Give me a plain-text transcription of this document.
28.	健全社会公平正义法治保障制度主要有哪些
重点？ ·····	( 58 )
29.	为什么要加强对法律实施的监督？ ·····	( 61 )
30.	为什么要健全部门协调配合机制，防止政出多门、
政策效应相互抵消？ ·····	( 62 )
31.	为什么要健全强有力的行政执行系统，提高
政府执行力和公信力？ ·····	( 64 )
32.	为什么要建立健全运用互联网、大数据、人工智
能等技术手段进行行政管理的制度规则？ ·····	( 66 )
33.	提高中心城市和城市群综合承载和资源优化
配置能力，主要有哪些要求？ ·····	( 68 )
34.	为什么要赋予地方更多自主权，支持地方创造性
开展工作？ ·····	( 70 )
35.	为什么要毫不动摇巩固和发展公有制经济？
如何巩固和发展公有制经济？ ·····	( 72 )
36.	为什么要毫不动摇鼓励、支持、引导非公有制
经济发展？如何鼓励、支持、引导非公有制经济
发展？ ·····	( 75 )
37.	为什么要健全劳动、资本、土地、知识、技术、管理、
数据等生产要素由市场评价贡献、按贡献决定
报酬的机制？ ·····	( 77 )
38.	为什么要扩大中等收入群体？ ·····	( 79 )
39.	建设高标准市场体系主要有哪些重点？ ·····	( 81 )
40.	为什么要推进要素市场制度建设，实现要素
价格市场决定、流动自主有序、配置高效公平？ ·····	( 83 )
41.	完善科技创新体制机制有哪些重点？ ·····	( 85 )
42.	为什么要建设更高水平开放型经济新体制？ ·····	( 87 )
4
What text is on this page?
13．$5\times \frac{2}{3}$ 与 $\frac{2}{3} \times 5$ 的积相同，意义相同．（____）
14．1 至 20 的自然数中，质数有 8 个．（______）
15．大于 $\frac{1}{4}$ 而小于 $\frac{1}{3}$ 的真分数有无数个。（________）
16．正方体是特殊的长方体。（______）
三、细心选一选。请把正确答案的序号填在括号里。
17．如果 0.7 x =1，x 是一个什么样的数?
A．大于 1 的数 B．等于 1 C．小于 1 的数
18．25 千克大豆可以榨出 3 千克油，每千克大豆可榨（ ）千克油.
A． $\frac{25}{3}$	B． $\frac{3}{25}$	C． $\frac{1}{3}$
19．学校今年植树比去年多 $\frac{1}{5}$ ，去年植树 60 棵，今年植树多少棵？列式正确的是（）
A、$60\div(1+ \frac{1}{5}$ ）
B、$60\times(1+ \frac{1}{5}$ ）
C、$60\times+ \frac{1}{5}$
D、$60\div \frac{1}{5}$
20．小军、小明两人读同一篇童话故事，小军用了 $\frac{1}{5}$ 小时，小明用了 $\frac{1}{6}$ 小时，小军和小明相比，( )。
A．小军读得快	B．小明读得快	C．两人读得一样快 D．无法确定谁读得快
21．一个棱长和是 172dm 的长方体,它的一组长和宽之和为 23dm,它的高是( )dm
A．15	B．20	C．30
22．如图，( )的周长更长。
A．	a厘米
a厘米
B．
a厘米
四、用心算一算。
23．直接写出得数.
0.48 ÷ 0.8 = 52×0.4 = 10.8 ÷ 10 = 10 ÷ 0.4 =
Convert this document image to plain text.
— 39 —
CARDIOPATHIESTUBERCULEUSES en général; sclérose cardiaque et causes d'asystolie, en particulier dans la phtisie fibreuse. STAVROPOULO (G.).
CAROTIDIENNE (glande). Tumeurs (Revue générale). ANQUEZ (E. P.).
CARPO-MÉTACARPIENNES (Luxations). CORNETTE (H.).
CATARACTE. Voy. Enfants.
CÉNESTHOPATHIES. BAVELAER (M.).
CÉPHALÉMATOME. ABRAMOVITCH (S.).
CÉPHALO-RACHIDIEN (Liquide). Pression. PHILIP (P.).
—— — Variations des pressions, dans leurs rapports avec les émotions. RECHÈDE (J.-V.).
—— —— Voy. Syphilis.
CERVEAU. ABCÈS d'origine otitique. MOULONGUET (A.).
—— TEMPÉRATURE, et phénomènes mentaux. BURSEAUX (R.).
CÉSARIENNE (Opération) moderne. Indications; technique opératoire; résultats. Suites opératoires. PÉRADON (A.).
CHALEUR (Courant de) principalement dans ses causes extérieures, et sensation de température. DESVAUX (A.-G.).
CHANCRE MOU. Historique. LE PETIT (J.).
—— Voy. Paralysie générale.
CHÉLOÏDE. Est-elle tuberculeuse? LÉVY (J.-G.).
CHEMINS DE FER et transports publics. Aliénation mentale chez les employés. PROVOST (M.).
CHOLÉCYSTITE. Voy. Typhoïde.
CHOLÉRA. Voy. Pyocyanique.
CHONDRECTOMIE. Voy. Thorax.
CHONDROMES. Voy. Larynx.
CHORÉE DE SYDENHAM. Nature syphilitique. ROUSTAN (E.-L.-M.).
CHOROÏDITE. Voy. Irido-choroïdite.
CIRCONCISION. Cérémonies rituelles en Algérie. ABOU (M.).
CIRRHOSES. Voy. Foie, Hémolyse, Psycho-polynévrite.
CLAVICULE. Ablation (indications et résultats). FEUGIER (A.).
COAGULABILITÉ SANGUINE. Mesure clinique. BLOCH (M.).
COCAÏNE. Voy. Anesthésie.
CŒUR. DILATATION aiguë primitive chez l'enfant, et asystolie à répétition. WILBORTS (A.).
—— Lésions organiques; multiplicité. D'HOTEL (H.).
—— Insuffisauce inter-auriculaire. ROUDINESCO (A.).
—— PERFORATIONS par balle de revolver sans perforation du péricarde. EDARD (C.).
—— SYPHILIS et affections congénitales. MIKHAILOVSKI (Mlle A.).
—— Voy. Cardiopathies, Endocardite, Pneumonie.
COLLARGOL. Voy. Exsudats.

INSTRUCTIONS TO FOLLOW → Output the entries verbatim.

OUTPUT FOR THIS TASK →
Give me a plain-text transcription of this document.
28.	健全社会公平正义法治保障制度主要有哪些
重点？ ·····	( 58 )
29.	为什么要加强对法律实施的监督？ ·····	( 61 )
30.	为什么要健全部门协调配合机制，防止政出多门、
政策效应相互抵消？ ·····	( 62 )
31.	为什么要健全强有力的行政执行系统，提高
政府执行力和公信力？ ·····	( 64 )
32.	为什么要建立健全运用互联网、大数据、人工智
能等技术手段进行行政管理的制度规则？ ·····	( 66 )
33.	提高中心城市和城市群综合承载和资源优化
配置能力，主要有哪些要求？ ·····	( 68 )
34.	为什么要赋予地方更多自主权，支持地方创造性
开展工作？ ·····	( 70 )
35.	为什么要毫不动摇巩固和发展公有制经济？
如何巩固和发展公有制经济？ ·····	( 72 )
36.	为什么要毫不动摇鼓励、支持、引导非公有制
经济发展？如何鼓励、支持、引导非公有制经济
发展？ ·····	( 75 )
37.	为什么要健全劳动、资本、土地、知识、技术、管理、
数据等生产要素由市场评价贡献、按贡献决定
报酬的机制？ ·····	( 77 )
38.	为什么要扩大中等收入群体？ ·····	( 79 )
39.	建设高标准市场体系主要有哪些重点？ ·····	( 81 )
40.	为什么要推进要素市场制度建设，实现要素
价格市场决定、流动自主有序、配置高效公平？ ·····	( 83 )
41.	完善科技创新体制机制有哪些重点？ ·····	( 85 )
42.	为什么要建设更高水平开放型经济新体制？ ·····	( 87 )
4
What text is on this page?
13．$5\times \frac{2}{3}$ 与 $\frac{2}{3} \times 5$ 的积相同，意义相同．（____）
14．1 至 20 的自然数中，质数有 8 个．（______）
15．大于 $\frac{1}{4}$ 而小于 $\frac{1}{3}$ 的真分数有无数个。（________）
16．正方体是特殊的长方体。（______）
三、细心选一选。请把正确答案的序号填在括号里。
17．如果 0.7 x =1，x 是一个什么样的数?
A．大于 1 的数 B．等于 1 C．小于 1 的数
18．25 千克大豆可以榨出 3 千克油，每千克大豆可榨（ ）千克油.
A． $\frac{25}{3}$	B． $\frac{3}{25}$	C． $\frac{1}{3}$
19．学校今年植树比去年多 $\frac{1}{5}$ ，去年植树 60 棵，今年植树多少棵？列式正确的是（）
A、$60\div(1+ \frac{1}{5}$ ）
B、$60\times(1+ \frac{1}{5}$ ）
C、$60\times+ \frac{1}{5}$
D、$60\div \frac{1}{5}$
20．小军、小明两人读同一篇童话故事，小军用了 $\frac{1}{5}$ 小时，小明用了 $\frac{1}{6}$ 小时，小军和小明相比，( )。
A．小军读得快	B．小明读得快	C．两人读得一样快 D．无法确定谁读得快
21．一个棱长和是 172dm 的长方体,它的一组长和宽之和为 23dm,它的高是( )dm
A．15	B．20	C．30
22．如图，( )的周长更长。
A．	a厘米
a厘米
B．
a厘米
四、用心算一算。
23．直接写出得数.
0.48 ÷ 0.8 = 52×0.4 = 10.8 ÷ 10 = 10 ÷ 0.4 =
Convert this document image to plain text.
— 39 —
CARDIOPATHIESTUBERCULEUSES en général; sclérose cardiaque et causes d'asystolie, en particulier dans la phtisie fibreuse. STAVROPOULO (G.).
CAROTIDIENNE (glande). Tumeurs (Revue générale). ANQUEZ (E. P.).
CARPO-MÉTACARPIENNES (Luxations). CORNETTE (H.).
CATARACTE. Voy. Enfants.
CÉNESTHOPATHIES. BAVELAER (M.).
CÉPHALÉMATOME. ABRAMOVITCH (S.).
CÉPHALO-RACHIDIEN (Liquide). Pression. PHILIP (P.).
—— — Variations des pressions, dans leurs rapports avec les émotions. RECHÈDE (J.-V.).
—— —— Voy. Syphilis.
CERVEAU. ABCÈS d'origine otitique. MOULONGUET (A.).
—— TEMPÉRATURE, et phénomènes mentaux. BURSEAUX (R.).
CÉSARIENNE (Opération) moderne. Indications; technique opératoire; résultats. Suites opératoires. PÉRADON (A.).
CHALEUR (Courant de) principalement dans ses causes extérieures, et sensation de température. DESVAUX (A.-G.).
CHANCRE MOU. Historique. LE PETIT (J.).
—— Voy. Paralysie générale.
CHÉLOÏDE. Est-elle tuberculeuse? LÉVY (J.-G.).
CHEMINS DE FER et transports publics. Aliénation mentale chez les employés. PROVOST (M.).
CHOLÉCYSTITE. Voy. Typhoïde.
CHOLÉRA. Voy. Pyocyanique.
CHONDRECTOMIE. Voy. Thorax.
CHONDROMES. Voy. Larynx.
CHORÉE DE SYDENHAM. Nature syphilitique. ROUSTAN (E.-L.-M.).
CHOROÏDITE. Voy. Irido-choroïdite.
CIRCONCISION. Cérémonies rituelles en Algérie. ABOU (M.).
CIRRHOSES. Voy. Foie, Hémolyse, Psycho-polynévrite.
CLAVICULE. Ablation (indications et résultats). FEUGIER (A.).
COAGULABILITÉ SANGUINE. Mesure clinique. BLOCH (M.).
COCAÏNE. Voy. Anesthésie.
CŒUR. DILATATION aiguë primitive chez l'enfant, et asystolie à répétition. WILBORTS (A.).
—— Lésions organiques; multiplicité. D'HOTEL (H.).
—— Insuffisauce inter-auriculaire. ROUDINESCO (A.).
—— PERFORATIONS par balle de revolver sans perforation du péricarde. EDARD (C.).
—— SYPHILIS et affections congénitales. MIKHAILOVSKI (Mlle A.).
—— Voy. Cardiopathies, Endocardite, Pneumonie.
COLLARGOL. Voy. Exsudats.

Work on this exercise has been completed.